[Data entries]
+++++
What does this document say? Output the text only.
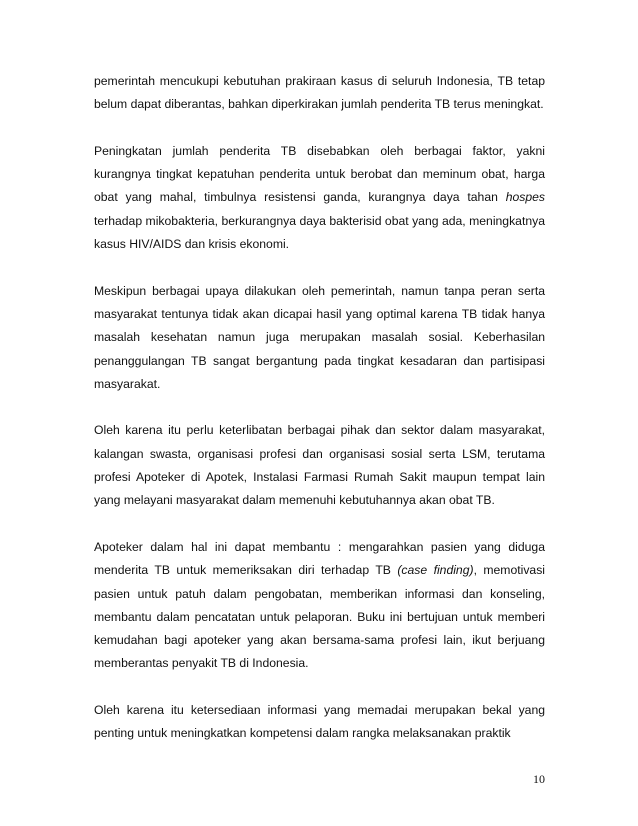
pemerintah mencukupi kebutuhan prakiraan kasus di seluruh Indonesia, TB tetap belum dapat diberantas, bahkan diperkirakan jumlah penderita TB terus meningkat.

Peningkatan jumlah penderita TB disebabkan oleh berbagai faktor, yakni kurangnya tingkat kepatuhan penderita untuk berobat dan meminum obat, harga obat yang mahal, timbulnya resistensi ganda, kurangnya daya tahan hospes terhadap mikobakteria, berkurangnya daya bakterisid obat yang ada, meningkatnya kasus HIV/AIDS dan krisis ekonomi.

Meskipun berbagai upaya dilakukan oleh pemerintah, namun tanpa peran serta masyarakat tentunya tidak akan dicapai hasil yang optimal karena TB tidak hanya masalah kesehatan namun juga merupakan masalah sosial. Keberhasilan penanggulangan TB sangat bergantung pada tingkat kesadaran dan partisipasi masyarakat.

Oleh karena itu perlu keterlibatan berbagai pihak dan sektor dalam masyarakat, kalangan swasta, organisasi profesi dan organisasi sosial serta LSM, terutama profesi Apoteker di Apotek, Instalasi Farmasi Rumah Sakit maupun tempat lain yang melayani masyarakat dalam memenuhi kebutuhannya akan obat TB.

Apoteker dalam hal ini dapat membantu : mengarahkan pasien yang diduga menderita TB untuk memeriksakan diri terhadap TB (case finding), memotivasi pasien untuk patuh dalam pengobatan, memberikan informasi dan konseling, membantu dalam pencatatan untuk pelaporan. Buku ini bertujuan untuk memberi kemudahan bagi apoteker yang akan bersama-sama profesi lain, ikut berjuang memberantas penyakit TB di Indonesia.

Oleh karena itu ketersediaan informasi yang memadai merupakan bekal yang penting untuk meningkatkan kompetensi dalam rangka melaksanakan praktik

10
+++++
SET EXERCISE ▸
Repeat the material verbatim. Do not carry over any picture.

WRITTEN RESPONSE ▸
What does this document say? Output the text only.
pemerintah mencukupi kebutuhan prakiraan kasus di seluruh Indonesia, TB tetap belum dapat diberantas, bahkan diperkirakan jumlah penderita TB terus meningkat.

Peningkatan jumlah penderita TB disebabkan oleh berbagai faktor, yakni kurangnya tingkat kepatuhan penderita untuk berobat dan meminum obat, harga obat yang mahal, timbulnya resistensi ganda, kurangnya daya tahan hospes terhadap mikobakteria, berkurangnya daya bakterisid obat yang ada, meningkatnya kasus HIV/AIDS dan krisis ekonomi.

Meskipun berbagai upaya dilakukan oleh pemerintah, namun tanpa peran serta masyarakat tentunya tidak akan dicapai hasil yang optimal karena TB tidak hanya masalah kesehatan namun juga merupakan masalah sosial. Keberhasilan penanggulangan TB sangat bergantung pada tingkat kesadaran dan partisipasi masyarakat.

Oleh karena itu perlu keterlibatan berbagai pihak dan sektor dalam masyarakat, kalangan swasta, organisasi profesi dan organisasi sosial serta LSM, terutama profesi Apoteker di Apotek, Instalasi Farmasi Rumah Sakit maupun tempat lain yang melayani masyarakat dalam memenuhi kebutuhannya akan obat TB.

Apoteker dalam hal ini dapat membantu : mengarahkan pasien yang diduga menderita TB untuk memeriksakan diri terhadap TB (case finding), memotivasi pasien untuk patuh dalam pengobatan, memberikan informasi dan konseling, membantu dalam pencatatan untuk pelaporan. Buku ini bertujuan untuk memberi kemudahan bagi apoteker yang akan bersama-sama profesi lain, ikut berjuang memberantas penyakit TB di Indonesia.

Oleh karena itu ketersediaan informasi yang memadai merupakan bekal yang penting untuk meningkatkan kompetensi dalam rangka melaksanakan praktik

10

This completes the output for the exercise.